Methods and materials

Chemicals and drugs

Glacial acetic acid (Sigma -Aldrich Chemie, Steinheim, Germany), benzene (Nice Laboratory Reagent, Kerala, India), chloroform (Super TeK chemicals, Uttar Pradesh, India), ethanol (Indenta Chemicals, Mumbai, India), ferric chloride (Super Tek Chemicals), lead acetate trihydrate (Guangdong Chemical Reagent Engineering, Guangdong, People’s Republic of China), mercuric chloride (Super Tek Chemicals), methanol (Nice Chemicals, Kochi, India), potassium iodide (Super Tek Chemicals), ranitidine (Cadila Pharmaceuticals, Bengaluru, India), sucralfate (Moraceae Pharmaceuticals Pvt. Ltd, Lucknow, India), sulfuric acid (Hi Media Laboratories Pvt. Ltd, Mumbai, India), hydrochloric acid (Nice Laboratory Reagent), sodium hydroxide (Rankem, Mumbai, India), and phenolphthalein (Fine Chemicals, Mumbai, India) were used.

Experimental animals

Healthy adult Wistar albino rats of either sex were selected randomly for the study. The rats were obtained from the animal house of the Department of Pharmacology, School of Pharmacy, College of Medicine and Health Sciences, University of Gondar. Rats of 12–16 weeks, weighing 160–200 g, were used for the experiment. Each rat was housed in a plastic box cage under standard conditions at 19–25°C and was kept under 12/12 h light/dark cycle. The rats were allowed free access to standard pellet feed and water ad libitum. The study was carried out according to the National Research Council Guide for the Care and Use of Laboratory Animals and Organization of Economic Co-operation and Development (OECD) guidelines.^15,16 Approval from the Research Review Committee of the Department of Pharmacology was also obtained.

● **Dataset entries**:
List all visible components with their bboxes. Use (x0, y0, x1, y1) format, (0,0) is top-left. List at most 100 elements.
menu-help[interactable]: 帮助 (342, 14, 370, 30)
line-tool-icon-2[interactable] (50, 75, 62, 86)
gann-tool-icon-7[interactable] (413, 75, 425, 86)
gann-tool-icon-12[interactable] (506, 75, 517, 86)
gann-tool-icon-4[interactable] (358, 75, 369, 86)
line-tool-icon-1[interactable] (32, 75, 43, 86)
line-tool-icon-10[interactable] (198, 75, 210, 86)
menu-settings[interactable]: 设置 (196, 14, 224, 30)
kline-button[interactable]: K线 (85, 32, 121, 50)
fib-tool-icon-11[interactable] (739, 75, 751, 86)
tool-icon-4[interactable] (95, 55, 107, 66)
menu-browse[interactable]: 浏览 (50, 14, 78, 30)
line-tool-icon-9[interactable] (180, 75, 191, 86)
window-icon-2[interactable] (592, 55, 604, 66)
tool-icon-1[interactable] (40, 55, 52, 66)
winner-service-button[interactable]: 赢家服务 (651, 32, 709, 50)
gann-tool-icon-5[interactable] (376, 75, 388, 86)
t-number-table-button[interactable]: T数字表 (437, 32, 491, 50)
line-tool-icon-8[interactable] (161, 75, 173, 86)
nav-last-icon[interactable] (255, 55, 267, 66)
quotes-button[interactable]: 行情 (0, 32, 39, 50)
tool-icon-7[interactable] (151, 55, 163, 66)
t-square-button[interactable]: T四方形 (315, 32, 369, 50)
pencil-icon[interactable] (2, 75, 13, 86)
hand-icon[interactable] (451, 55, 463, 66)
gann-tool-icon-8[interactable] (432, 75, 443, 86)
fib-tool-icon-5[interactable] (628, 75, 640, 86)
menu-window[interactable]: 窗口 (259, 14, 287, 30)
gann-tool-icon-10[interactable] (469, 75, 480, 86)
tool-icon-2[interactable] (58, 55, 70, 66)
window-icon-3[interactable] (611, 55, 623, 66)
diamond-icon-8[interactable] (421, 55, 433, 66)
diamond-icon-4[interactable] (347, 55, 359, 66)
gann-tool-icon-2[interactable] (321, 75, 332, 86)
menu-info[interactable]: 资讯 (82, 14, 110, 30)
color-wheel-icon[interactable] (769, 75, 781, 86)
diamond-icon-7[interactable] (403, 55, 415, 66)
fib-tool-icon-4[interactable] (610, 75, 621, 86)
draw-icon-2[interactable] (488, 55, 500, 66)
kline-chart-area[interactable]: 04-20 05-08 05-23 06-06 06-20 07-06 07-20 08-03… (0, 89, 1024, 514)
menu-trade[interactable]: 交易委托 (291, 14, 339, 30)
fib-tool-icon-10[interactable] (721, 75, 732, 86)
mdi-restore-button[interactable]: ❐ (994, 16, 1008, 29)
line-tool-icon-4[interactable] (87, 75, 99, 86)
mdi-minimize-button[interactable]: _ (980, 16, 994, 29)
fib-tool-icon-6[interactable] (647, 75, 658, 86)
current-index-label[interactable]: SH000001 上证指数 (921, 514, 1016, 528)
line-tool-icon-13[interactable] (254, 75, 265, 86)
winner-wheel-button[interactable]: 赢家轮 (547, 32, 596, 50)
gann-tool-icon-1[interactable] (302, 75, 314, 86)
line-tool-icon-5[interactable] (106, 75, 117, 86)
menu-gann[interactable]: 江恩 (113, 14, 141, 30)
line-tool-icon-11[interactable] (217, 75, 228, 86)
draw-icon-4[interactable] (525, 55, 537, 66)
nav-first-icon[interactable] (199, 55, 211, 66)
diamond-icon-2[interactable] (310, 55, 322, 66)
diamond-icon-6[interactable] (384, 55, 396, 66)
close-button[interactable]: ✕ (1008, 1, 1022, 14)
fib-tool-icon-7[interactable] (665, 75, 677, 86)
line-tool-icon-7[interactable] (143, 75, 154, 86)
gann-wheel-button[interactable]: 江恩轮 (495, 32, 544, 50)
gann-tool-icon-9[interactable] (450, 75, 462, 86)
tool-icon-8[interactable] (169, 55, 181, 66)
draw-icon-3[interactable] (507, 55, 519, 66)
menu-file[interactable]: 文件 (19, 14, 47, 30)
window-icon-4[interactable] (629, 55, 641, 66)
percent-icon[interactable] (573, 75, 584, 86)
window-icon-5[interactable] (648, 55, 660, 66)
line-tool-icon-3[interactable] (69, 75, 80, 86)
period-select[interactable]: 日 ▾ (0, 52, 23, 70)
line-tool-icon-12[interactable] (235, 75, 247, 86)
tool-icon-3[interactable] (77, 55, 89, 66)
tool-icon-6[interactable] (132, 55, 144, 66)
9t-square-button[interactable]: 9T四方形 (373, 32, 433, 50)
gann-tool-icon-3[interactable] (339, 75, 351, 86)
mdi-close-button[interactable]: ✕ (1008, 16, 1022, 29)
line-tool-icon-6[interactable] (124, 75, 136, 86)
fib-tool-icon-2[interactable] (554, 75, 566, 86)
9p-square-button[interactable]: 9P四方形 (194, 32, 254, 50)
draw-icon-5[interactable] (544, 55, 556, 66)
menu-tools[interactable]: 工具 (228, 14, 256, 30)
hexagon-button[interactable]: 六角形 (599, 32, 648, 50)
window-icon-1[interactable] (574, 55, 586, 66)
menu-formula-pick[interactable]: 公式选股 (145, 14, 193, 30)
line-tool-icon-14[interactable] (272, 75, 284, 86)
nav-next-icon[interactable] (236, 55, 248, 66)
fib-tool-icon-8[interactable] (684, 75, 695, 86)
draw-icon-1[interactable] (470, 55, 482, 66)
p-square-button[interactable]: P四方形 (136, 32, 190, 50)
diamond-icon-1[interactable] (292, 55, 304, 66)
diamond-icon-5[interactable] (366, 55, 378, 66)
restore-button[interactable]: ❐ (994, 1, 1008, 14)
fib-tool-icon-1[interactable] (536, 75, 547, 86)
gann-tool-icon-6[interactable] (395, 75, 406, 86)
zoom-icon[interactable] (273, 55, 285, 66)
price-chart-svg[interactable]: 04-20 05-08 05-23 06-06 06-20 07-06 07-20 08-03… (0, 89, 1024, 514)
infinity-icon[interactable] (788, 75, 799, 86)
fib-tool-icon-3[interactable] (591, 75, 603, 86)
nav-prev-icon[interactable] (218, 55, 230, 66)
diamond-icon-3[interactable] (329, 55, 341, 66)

● **WHAT YOU ARE ASKED TO DO**: Please decide whether each statement agrees with the methods text, answering yes or no and quoting the deciding words exactly: (a) The rats came from the animal house of the Department of Pharmacology at the University of Gondar. (b) The rats were kept under a 10/14 h light/dark cycle. (c) Ranitidine was supplied by Cadila Pharmaceuticals. This material stands apart from the methods text.

● **ANSWER SECTION**:
(a) Yes: "The rats were obtained from the animal house of the Department of Pharmacology, School of Pharmacy, College of Medicine and Health Sciences, University of Gondar."
(b) No: "was kept under 12/12 h light/dark cycle."
(c) Yes: "ranitidine (Cadila Pharmaceuticals, Bengaluru, India)"